— What you will do —
In the entries below, find the lines that contain the word "Chemistry" and copy them.

=== Entries ===

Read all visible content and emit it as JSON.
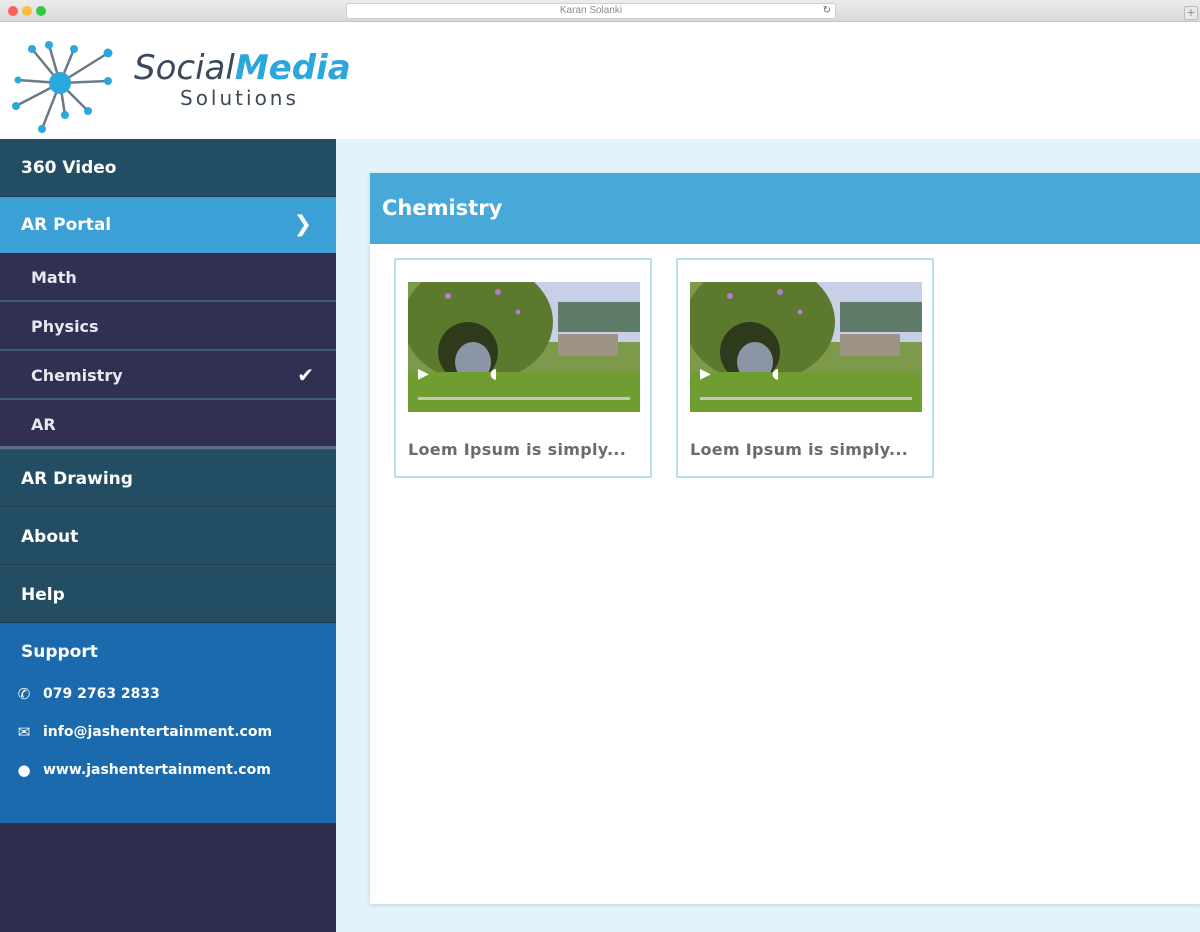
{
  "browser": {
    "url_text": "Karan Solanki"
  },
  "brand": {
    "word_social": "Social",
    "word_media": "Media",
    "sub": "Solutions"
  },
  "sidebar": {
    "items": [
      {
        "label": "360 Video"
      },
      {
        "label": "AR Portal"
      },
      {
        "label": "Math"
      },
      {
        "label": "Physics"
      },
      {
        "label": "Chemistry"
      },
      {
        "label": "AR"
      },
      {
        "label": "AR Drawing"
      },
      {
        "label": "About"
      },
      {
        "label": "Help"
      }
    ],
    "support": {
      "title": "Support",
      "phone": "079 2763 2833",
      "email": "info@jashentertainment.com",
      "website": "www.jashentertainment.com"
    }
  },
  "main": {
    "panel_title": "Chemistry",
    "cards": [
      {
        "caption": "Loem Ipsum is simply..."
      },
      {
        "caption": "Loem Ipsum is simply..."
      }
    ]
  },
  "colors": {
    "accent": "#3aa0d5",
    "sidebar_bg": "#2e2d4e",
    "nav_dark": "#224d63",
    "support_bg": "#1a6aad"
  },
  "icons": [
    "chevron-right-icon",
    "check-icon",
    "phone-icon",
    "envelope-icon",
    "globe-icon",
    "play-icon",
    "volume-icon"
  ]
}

===

— Output for this task —
        "label": "Chemistry"
    "panel_title": "Chemistry",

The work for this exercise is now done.